Stored data:
------------------------------------------------------------------------

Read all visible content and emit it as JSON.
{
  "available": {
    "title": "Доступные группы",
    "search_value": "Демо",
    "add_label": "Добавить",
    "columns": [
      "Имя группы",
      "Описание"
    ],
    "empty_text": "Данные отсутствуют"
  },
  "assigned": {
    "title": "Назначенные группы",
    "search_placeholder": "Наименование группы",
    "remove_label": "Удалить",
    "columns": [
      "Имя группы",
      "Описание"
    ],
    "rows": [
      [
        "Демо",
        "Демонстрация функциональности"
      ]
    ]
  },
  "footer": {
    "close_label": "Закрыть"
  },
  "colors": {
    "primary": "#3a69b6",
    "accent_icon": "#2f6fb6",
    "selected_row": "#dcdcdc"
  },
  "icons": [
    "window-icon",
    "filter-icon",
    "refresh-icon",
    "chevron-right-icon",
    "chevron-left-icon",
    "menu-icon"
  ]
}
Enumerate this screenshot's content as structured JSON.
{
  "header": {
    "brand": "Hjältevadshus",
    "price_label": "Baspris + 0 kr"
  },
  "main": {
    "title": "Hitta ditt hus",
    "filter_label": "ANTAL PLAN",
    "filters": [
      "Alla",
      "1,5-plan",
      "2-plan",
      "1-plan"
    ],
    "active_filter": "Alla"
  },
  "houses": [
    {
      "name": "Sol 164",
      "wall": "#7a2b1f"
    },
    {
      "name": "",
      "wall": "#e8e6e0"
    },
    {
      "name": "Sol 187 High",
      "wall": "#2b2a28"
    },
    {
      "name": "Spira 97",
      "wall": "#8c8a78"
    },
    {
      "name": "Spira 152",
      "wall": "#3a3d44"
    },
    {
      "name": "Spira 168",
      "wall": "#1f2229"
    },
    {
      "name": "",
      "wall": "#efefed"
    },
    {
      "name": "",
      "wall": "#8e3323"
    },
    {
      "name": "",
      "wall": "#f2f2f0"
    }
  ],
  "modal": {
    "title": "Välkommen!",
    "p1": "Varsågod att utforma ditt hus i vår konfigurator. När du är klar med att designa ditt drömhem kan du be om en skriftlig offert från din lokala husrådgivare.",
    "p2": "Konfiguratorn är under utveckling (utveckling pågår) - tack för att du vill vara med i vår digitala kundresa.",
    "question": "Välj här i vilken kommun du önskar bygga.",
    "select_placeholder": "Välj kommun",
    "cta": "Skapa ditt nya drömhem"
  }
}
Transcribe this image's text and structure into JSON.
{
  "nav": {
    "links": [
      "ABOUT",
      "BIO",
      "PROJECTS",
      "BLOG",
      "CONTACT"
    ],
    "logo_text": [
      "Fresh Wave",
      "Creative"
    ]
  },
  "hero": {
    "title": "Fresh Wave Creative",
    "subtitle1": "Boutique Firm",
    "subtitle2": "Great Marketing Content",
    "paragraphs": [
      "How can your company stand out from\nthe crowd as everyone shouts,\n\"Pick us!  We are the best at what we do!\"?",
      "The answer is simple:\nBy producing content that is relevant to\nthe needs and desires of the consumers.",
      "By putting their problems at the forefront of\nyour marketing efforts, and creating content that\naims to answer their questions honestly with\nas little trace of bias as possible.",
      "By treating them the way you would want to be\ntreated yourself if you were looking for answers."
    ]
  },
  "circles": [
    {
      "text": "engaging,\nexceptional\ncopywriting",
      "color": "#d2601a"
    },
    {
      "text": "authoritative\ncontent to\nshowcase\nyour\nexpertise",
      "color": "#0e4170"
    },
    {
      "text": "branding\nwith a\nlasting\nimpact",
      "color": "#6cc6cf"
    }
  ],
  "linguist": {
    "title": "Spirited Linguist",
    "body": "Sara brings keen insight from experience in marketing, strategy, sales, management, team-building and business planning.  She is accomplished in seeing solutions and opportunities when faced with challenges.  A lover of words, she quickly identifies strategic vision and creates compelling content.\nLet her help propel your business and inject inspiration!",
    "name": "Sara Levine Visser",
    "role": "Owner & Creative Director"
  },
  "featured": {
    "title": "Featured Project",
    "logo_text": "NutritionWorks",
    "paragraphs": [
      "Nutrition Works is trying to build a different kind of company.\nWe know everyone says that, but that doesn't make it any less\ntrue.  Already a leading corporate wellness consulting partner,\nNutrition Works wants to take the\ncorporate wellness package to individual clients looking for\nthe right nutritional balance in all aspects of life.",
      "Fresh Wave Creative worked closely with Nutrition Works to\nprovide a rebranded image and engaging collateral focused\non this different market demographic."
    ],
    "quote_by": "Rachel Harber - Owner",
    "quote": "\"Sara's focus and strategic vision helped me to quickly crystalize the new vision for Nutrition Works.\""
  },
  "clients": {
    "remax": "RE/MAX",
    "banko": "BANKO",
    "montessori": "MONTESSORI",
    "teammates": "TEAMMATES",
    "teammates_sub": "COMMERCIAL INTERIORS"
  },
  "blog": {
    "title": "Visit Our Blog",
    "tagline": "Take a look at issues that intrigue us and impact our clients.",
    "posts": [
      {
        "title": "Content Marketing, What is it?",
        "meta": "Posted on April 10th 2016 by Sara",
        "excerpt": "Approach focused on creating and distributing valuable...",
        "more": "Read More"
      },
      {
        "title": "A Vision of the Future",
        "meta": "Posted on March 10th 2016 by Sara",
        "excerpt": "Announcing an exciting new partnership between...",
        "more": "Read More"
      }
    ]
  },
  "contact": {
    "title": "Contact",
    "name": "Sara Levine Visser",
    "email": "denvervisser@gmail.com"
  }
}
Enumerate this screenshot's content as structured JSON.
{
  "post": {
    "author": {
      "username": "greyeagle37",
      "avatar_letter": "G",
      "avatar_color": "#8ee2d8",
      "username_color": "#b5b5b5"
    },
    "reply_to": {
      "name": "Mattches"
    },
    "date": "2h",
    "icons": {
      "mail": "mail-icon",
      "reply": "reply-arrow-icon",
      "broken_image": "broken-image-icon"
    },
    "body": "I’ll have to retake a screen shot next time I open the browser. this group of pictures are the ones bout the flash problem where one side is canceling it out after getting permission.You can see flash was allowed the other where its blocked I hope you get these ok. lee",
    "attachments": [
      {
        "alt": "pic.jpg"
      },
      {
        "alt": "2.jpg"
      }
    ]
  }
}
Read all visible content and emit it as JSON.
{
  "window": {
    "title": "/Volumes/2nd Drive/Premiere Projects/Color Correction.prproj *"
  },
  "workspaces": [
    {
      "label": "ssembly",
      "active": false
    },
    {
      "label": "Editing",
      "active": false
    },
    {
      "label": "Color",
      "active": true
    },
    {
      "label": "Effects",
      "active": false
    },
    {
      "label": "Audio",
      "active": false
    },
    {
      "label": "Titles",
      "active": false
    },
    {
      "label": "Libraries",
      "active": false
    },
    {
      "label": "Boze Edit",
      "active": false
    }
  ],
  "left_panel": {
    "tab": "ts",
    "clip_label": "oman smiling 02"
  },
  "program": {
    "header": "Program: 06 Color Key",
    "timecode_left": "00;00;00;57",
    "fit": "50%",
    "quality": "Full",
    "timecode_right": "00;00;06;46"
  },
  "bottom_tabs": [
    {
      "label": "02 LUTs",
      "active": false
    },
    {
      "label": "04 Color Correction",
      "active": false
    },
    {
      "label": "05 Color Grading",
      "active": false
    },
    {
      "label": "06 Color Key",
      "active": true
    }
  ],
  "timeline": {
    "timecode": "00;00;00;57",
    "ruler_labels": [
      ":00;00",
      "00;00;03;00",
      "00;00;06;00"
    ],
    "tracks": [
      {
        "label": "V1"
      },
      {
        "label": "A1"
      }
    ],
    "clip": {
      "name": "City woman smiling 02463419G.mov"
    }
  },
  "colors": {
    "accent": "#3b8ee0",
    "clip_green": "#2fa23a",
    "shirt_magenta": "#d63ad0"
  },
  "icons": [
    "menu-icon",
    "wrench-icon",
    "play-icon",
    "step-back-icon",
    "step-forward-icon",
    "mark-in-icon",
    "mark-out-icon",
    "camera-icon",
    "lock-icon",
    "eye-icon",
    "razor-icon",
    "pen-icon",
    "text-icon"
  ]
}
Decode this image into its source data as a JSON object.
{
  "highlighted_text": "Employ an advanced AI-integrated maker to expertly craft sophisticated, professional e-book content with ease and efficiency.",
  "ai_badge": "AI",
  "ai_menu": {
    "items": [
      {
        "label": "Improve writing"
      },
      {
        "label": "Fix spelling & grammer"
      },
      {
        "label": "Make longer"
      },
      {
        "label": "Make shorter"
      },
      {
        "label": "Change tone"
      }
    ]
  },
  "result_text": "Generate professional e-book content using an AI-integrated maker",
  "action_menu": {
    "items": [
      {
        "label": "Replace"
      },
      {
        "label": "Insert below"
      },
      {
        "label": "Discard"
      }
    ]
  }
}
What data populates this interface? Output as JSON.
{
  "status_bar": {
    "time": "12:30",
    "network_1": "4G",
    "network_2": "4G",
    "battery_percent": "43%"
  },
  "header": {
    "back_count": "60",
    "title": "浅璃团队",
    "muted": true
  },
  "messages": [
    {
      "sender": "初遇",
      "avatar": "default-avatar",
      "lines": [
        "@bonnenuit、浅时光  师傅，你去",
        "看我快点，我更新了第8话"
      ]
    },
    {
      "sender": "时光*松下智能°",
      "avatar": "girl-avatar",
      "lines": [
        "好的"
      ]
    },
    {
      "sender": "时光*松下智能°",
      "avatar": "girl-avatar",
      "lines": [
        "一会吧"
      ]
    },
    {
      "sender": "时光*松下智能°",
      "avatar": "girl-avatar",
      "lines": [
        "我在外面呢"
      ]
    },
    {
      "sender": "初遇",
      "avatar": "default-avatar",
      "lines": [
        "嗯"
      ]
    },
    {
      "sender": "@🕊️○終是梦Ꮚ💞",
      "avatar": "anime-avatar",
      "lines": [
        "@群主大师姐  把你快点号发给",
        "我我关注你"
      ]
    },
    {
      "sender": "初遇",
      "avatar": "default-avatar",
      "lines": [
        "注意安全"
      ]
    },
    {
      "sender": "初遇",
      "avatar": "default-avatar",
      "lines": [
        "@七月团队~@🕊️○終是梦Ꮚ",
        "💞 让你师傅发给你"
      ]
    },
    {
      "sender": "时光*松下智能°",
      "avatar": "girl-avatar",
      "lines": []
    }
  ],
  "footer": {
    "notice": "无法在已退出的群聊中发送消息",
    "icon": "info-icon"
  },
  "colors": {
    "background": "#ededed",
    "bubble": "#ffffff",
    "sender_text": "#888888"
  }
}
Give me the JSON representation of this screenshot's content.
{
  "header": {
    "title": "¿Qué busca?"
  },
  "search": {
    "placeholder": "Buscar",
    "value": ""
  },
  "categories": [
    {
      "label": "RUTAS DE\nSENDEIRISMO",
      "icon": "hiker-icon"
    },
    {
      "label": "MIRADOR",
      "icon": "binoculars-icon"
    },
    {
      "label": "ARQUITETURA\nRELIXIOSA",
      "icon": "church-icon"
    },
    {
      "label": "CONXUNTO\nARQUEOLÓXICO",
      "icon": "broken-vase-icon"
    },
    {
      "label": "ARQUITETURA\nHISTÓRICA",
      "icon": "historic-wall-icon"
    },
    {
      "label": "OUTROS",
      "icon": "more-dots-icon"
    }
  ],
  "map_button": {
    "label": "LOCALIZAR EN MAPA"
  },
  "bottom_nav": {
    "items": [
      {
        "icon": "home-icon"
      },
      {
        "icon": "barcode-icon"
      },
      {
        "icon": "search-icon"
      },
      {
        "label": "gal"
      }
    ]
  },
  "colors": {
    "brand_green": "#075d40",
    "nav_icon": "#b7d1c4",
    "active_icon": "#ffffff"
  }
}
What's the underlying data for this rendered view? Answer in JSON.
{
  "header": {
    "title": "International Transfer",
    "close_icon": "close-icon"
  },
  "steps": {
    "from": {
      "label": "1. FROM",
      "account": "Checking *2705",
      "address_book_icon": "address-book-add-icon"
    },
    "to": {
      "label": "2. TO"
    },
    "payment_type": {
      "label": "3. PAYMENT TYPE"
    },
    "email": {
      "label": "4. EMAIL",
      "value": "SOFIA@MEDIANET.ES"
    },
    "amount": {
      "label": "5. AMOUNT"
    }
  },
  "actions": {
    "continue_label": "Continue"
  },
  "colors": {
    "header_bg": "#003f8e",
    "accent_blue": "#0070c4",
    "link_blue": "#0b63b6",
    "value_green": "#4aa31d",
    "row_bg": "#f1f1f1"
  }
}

------------------------------------------------------------------------

Exercise
Report all lines of the data that include the word "excerpt".

Exercise output
        "excerpt": "Approach focused on creating and distributing valuable...",
        "excerpt": "Announcing an exciting new partnership between...",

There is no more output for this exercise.